▶ [Aim]: All of the material below is to be retyped exactly.

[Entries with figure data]
## BEGIN

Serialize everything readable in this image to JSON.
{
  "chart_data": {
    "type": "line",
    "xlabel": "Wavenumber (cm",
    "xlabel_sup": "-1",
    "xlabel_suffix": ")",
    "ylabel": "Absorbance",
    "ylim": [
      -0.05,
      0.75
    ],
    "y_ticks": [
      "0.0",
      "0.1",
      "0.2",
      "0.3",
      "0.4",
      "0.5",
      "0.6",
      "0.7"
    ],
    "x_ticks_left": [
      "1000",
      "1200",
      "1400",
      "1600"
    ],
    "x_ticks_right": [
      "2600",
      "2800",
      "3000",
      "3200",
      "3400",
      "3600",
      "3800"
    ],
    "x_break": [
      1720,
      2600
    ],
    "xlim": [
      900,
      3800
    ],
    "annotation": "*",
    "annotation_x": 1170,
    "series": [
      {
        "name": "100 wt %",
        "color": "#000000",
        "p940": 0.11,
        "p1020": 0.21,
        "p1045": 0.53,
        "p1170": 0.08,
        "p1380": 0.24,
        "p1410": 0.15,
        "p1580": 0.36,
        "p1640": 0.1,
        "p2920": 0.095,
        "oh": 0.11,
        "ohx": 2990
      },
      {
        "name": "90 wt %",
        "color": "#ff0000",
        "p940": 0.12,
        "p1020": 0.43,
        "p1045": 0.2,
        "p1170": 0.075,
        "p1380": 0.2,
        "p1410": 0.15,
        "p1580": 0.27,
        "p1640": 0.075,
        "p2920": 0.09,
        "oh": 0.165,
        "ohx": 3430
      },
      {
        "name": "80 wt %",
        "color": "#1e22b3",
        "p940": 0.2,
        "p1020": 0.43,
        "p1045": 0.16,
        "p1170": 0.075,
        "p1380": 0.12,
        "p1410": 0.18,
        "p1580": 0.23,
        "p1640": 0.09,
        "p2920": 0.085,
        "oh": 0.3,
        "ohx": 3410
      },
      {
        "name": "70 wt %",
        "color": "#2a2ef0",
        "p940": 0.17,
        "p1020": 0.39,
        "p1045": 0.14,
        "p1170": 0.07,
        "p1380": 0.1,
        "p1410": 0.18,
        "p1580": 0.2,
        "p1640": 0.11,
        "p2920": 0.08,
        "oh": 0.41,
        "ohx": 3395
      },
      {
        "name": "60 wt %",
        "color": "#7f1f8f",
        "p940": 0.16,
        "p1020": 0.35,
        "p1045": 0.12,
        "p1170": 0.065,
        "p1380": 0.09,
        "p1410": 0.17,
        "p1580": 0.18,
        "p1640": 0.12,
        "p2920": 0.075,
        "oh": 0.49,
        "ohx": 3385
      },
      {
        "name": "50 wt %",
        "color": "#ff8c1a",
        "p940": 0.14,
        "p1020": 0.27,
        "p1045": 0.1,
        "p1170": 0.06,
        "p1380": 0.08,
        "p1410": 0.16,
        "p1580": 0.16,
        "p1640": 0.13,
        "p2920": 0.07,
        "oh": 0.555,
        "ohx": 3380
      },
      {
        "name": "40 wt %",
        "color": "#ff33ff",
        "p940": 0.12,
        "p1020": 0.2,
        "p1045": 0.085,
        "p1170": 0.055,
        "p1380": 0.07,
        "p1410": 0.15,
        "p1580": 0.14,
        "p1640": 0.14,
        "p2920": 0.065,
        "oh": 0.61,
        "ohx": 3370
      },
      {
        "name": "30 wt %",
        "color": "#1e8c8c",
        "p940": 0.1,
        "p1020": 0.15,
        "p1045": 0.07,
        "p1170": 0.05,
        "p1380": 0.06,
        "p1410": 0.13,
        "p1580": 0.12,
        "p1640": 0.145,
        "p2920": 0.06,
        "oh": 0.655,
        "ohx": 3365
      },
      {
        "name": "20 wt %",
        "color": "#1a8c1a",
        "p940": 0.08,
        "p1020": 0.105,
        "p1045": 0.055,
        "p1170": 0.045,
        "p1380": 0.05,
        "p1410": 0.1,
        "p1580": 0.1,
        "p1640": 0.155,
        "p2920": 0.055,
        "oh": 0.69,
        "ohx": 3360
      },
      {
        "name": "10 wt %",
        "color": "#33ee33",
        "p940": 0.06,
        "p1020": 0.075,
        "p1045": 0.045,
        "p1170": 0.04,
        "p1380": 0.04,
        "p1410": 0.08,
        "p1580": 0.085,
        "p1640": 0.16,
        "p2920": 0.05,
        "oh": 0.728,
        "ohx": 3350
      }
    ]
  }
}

## END

▶ [Solution to this exercise]:
Serialize everything readable in this image to JSON.
{
  "chart_data": {
    "type": "line",
    "xlabel": "Wavenumber (cm",
    "xlabel_sup": "-1",
    "xlabel_suffix": ")",
    "ylabel": "Absorbance",
    "ylim": [
      -0.05,
      0.75
    ],
    "y_ticks": [
      "0.0",
      "0.1",
      "0.2",
      "0.3",
      "0.4",
      "0.5",
      "0.6",
      "0.7"
    ],
    "x_ticks_left": [
      "1000",
      "1200",
      "1400",
      "1600"
    ],
    "x_ticks_right": [
      "2600",
      "2800",
      "3000",
      "3200",
      "3400",
      "3600",
      "3800"
    ],
    "x_break": [
      1720,
      2600
    ],
    "xlim": [
      900,
      3800
    ],
    "annotation": "*",
    "annotation_x": 1170,
    "series": [
      {
        "name": "100 wt %",
        "color": "#000000",
        "p940": 0.11,
        "p1020": 0.21,
        "p1045": 0.53,
        "p1170": 0.08,
        "p1380": 0.24,
        "p1410": 0.15,
        "p1580": 0.36,
        "p1640": 0.1,
        "p2920": 0.095,
        "oh": 0.11,
        "ohx": 2990
      },
      {
        "name": "90 wt %",
        "color": "#ff0000",
        "p940": 0.12,
        "p1020": 0.43,
        "p1045": 0.2,
        "p1170": 0.075,
        "p1380": 0.2,
        "p1410": 0.15,
        "p1580": 0.27,
        "p1640": 0.075,
        "p2920": 0.09,
        "oh": 0.165,
        "ohx": 3430
      },
      {
        "name": "80 wt %",
        "color": "#1e22b3",
        "p940": 0.2,
        "p1020": 0.43,
        "p1045": 0.16,
        "p1170": 0.075,
        "p1380": 0.12,
        "p1410": 0.18,
        "p1580": 0.23,
        "p1640": 0.09,
        "p2920": 0.085,
        "oh": 0.3,
        "ohx": 3410
      },
      {
        "name": "70 wt %",
        "color": "#2a2ef0",
        "p940": 0.17,
        "p1020": 0.39,
        "p1045": 0.14,
        "p1170": 0.07,
        "p1380": 0.1,
        "p1410": 0.18,
        "p1580": 0.2,
        "p1640": 0.11,
        "p2920": 0.08,
        "oh": 0.41,
        "ohx": 3395
      },
      {
        "name": "60 wt %",
        "color": "#7f1f8f",
        "p940": 0.16,
        "p1020": 0.35,
        "p1045": 0.12,
        "p1170": 0.065,
        "p1380": 0.09,
        "p1410": 0.17,
        "p1580": 0.18,
        "p1640": 0.12,
        "p2920": 0.075,
        "oh": 0.49,
        "ohx": 3385
      },
      {
        "name": "50 wt %",
        "color": "#ff8c1a",
        "p940": 0.14,
        "p1020": 0.27,
        "p1045": 0.1,
        "p1170": 0.06,
        "p1380": 0.08,
        "p1410": 0.16,
        "p1580": 0.16,
        "p1640": 0.13,
        "p2920": 0.07,
        "oh": 0.555,
        "ohx": 3380
      },
      {
        "name": "40 wt %",
        "color": "#ff33ff",
        "p940": 0.12,
        "p1020": 0.2,
        "p1045": 0.085,
        "p1170": 0.055,
        "p1380": 0.07,
        "p1410": 0.15,
        "p1580": 0.14,
        "p1640": 0.14,
        "p2920": 0.065,
        "oh": 0.61,
        "ohx": 3370
      },
      {
        "name": "30 wt %",
        "color": "#1e8c8c",
        "p940": 0.1,
        "p1020": 0.15,
        "p1045": 0.07,
        "p1170": 0.05,
        "p1380": 0.06,
        "p1410": 0.13,
        "p1580": 0.12,
        "p1640": 0.145,
        "p2920": 0.06,
        "oh": 0.655,
        "ohx": 3365
      },
      {
        "name": "20 wt %",
        "color": "#1a8c1a",
        "p940": 0.08,
        "p1020": 0.105,
        "p1045": 0.055,
        "p1170": 0.045,
        "p1380": 0.05,
        "p1410": 0.1,
        "p1580": 0.1,
        "p1640": 0.155,
        "p2920": 0.055,
        "oh": 0.69,
        "ohx": 3360
      },
      {
        "name": "10 wt %",
        "color": "#33ee33",
        "p940": 0.06,
        "p1020": 0.075,
        "p1045": 0.045,
        "p1170": 0.04,
        "p1380": 0.04,
        "p1410": 0.08,
        "p1580": 0.085,
        "p1640": 0.16,
        "p2920": 0.05,
        "oh": 0.728,
        "ohx": 3350
      }
    ]
  }
}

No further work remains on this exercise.